Extracted records:

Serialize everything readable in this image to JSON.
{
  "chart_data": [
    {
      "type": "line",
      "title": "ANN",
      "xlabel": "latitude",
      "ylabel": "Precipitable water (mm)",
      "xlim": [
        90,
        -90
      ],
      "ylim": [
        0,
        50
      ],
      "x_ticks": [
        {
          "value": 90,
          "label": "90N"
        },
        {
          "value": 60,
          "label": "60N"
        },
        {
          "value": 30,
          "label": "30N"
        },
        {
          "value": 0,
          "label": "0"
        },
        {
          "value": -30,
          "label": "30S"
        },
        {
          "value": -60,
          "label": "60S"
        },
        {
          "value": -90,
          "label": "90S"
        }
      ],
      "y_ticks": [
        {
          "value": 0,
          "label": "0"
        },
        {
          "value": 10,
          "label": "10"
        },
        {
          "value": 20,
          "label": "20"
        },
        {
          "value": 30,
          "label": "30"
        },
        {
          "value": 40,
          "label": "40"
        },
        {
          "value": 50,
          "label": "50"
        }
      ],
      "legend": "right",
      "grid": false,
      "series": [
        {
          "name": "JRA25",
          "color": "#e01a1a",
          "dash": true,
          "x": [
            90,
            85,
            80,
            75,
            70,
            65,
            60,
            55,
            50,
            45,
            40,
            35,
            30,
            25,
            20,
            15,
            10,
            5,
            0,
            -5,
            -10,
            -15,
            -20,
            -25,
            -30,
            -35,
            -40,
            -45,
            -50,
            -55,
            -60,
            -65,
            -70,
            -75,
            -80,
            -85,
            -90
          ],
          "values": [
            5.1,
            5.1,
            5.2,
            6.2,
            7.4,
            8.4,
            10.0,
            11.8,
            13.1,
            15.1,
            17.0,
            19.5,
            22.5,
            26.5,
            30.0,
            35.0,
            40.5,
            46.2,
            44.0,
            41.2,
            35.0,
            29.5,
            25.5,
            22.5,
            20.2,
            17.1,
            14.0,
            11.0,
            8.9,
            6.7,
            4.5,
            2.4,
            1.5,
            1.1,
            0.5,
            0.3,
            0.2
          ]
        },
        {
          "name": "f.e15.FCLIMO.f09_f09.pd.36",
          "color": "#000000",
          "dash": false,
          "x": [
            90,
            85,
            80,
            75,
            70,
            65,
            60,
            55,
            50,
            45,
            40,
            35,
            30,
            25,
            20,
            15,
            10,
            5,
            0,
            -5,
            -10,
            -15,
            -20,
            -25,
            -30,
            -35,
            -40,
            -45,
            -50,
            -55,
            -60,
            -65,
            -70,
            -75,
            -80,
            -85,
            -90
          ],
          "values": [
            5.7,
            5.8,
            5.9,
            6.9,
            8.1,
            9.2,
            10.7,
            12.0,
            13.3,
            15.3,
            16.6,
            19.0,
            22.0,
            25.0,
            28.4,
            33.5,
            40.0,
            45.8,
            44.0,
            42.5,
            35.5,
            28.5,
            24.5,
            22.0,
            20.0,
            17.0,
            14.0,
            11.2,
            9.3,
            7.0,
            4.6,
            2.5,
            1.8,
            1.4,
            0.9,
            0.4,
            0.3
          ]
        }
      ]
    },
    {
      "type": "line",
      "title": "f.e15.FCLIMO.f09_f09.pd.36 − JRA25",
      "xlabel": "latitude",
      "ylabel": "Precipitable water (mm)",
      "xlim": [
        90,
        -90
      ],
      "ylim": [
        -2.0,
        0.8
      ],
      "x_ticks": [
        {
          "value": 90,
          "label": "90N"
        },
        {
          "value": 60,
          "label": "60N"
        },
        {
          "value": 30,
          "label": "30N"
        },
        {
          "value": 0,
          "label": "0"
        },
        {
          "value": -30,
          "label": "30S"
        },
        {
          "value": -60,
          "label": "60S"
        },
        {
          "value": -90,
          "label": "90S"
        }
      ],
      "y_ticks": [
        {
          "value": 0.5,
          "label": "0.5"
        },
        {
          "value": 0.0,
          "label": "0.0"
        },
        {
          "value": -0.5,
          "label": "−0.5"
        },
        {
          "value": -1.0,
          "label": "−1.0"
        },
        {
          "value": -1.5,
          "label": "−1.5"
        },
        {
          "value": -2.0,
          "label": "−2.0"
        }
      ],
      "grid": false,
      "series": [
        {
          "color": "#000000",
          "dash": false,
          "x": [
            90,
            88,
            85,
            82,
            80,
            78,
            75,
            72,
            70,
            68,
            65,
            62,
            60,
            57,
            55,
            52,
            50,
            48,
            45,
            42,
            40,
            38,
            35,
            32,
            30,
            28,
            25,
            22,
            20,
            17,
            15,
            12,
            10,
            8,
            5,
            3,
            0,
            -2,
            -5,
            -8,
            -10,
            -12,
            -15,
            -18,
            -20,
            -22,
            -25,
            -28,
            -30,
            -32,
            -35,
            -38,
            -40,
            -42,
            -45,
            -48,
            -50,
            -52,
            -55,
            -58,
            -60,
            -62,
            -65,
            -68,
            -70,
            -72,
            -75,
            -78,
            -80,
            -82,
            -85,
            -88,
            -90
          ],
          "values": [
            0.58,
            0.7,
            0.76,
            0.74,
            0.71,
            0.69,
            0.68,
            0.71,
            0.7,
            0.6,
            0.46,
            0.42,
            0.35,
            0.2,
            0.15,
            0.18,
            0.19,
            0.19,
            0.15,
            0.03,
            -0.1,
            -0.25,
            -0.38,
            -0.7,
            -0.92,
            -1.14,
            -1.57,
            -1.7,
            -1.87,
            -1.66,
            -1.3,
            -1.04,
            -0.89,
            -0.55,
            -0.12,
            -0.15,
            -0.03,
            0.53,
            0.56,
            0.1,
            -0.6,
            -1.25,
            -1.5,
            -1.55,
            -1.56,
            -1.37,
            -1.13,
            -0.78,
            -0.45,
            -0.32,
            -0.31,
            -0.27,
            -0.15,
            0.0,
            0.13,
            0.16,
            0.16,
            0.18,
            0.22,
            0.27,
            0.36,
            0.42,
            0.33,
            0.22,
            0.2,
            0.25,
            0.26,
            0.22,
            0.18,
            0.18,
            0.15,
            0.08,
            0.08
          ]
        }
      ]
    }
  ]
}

YOUR GOAL: Extract, word for word, each line of the listing above.

EXERCISE ANSWER:
Serialize everything readable in this image to JSON.
{
  "chart_data": [
    {
      "type": "line",
      "title": "ANN",
      "xlabel": "latitude",
      "ylabel": "Precipitable water (mm)",
      "xlim": [
        90,
        -90
      ],
      "ylim": [
        0,
        50
      ],
      "x_ticks": [
        {
          "value": 90,
          "label": "90N"
        },
        {
          "value": 60,
          "label": "60N"
        },
        {
          "value": 30,
          "label": "30N"
        },
        {
          "value": 0,
          "label": "0"
        },
        {
          "value": -30,
          "label": "30S"
        },
        {
          "value": -60,
          "label": "60S"
        },
        {
          "value": -90,
          "label": "90S"
        }
      ],
      "y_ticks": [
        {
          "value": 0,
          "label": "0"
        },
        {
          "value": 10,
          "label": "10"
        },
        {
          "value": 20,
          "label": "20"
        },
        {
          "value": 30,
          "label": "30"
        },
        {
          "value": 40,
          "label": "40"
        },
        {
          "value": 50,
          "label": "50"
        }
      ],
      "legend": "right",
      "grid": false,
      "series": [
        {
          "name": "JRA25",
          "color": "#e01a1a",
          "dash": true,
          "x": [
            90,
            85,
            80,
            75,
            70,
            65,
            60,
            55,
            50,
            45,
            40,
            35,
            30,
            25,
            20,
            15,
            10,
            5,
            0,
            -5,
            -10,
            -15,
            -20,
            -25,
            -30,
            -35,
            -40,
            -45,
            -50,
            -55,
            -60,
            -65,
            -70,
            -75,
            -80,
            -85,
            -90
          ],
          "values": [
            5.1,
            5.1,
            5.2,
            6.2,
            7.4,
            8.4,
            10.0,
            11.8,
            13.1,
            15.1,
            17.0,
            19.5,
            22.5,
            26.5,
            30.0,
            35.0,
            40.5,
            46.2,
            44.0,
            41.2,
            35.0,
            29.5,
            25.5,
            22.5,
            20.2,
            17.1,
            14.0,
            11.0,
            8.9,
            6.7,
            4.5,
            2.4,
            1.5,
            1.1,
            0.5,
            0.3,
            0.2
          ]
        },
        {
          "name": "f.e15.FCLIMO.f09_f09.pd.36",
          "color": "#000000",
          "dash": false,
          "x": [
            90,
            85,
            80,
            75,
            70,
            65,
            60,
            55,
            50,
            45,
            40,
            35,
            30,
            25,
            20,
            15,
            10,
            5,
            0,
            -5,
            -10,
            -15,
            -20,
            -25,
            -30,
            -35,
            -40,
            -45,
            -50,
            -55,
            -60,
            -65,
            -70,
            -75,
            -80,
            -85,
            -90
          ],
          "values": [
            5.7,
            5.8,
            5.9,
            6.9,
            8.1,
            9.2,
            10.7,
            12.0,
            13.3,
            15.3,
            16.6,
            19.0,
            22.0,
            25.0,
            28.4,
            33.5,
            40.0,
            45.8,
            44.0,
            42.5,
            35.5,
            28.5,
            24.5,
            22.0,
            20.0,
            17.0,
            14.0,
            11.2,
            9.3,
            7.0,
            4.6,
            2.5,
            1.8,
            1.4,
            0.9,
            0.4,
            0.3
          ]
        }
      ]
    },
    {
      "type": "line",
      "title": "f.e15.FCLIMO.f09_f09.pd.36 − JRA25",
      "xlabel": "latitude",
      "ylabel": "Precipitable water (mm)",
      "xlim": [
        90,
        -90
      ],
      "ylim": [
        -2.0,
        0.8
      ],
      "x_ticks": [
        {
          "value": 90,
          "label": "90N"
        },
        {
          "value": 60,
          "label": "60N"
        },
        {
          "value": 30,
          "label": "30N"
        },
        {
          "value": 0,
          "label": "0"
        },
        {
          "value": -30,
          "label": "30S"
        },
        {
          "value": -60,
          "label": "60S"
        },
        {
          "value": -90,
          "label": "90S"
        }
      ],
      "y_ticks": [
        {
          "value": 0.5,
          "label": "0.5"
        },
        {
          "value": 0.0,
          "label": "0.0"
        },
        {
          "value": -0.5,
          "label": "−0.5"
        },
        {
          "value": -1.0,
          "label": "−1.0"
        },
        {
          "value": -1.5,
          "label": "−1.5"
        },
        {
          "value": -2.0,
          "label": "−2.0"
        }
      ],
      "grid": false,
      "series": [
        {
          "color": "#000000",
          "dash": false,
          "x": [
            90,
            88,
            85,
            82,
            80,
            78,
            75,
            72,
            70,
            68,
            65,
            62,
            60,
            57,
            55,
            52,
            50,
            48,
            45,
            42,
            40,
            38,
            35,
            32,
            30,
            28,
            25,
            22,
            20,
            17,
            15,
            12,
            10,
            8,
            5,
            3,
            0,
            -2,
            -5,
            -8,
            -10,
            -12,
            -15,
            -18,
            -20,
            -22,
            -25,
            -28,
            -30,
            -32,
            -35,
            -38,
            -40,
            -42,
            -45,
            -48,
            -50,
            -52,
            -55,
            -58,
            -60,
            -62,
            -65,
            -68,
            -70,
            -72,
            -75,
            -78,
            -80,
            -82,
            -85,
            -88,
            -90
          ],
          "values": [
            0.58,
            0.7,
            0.76,
            0.74,
            0.71,
            0.69,
            0.68,
            0.71,
            0.7,
            0.6,
            0.46,
            0.42,
            0.35,
            0.2,
            0.15,
            0.18,
            0.19,
            0.19,
            0.15,
            0.03,
            -0.1,
            -0.25,
            -0.38,
            -0.7,
            -0.92,
            -1.14,
            -1.57,
            -1.7,
            -1.87,
            -1.66,
            -1.3,
            -1.04,
            -0.89,
            -0.55,
            -0.12,
            -0.15,
            -0.03,
            0.53,
            0.56,
            0.1,
            -0.6,
            -1.25,
            -1.5,
            -1.55,
            -1.56,
            -1.37,
            -1.13,
            -0.78,
            -0.45,
            -0.32,
            -0.31,
            -0.27,
            -0.15,
            0.0,
            0.13,
            0.16,
            0.16,
            0.18,
            0.22,
            0.27,
            0.36,
            0.42,
            0.33,
            0.22,
            0.2,
            0.25,
            0.26,
            0.22,
            0.18,
            0.18,
            0.15,
            0.08,
            0.08
          ]
        }
      ]
    }
  ]
}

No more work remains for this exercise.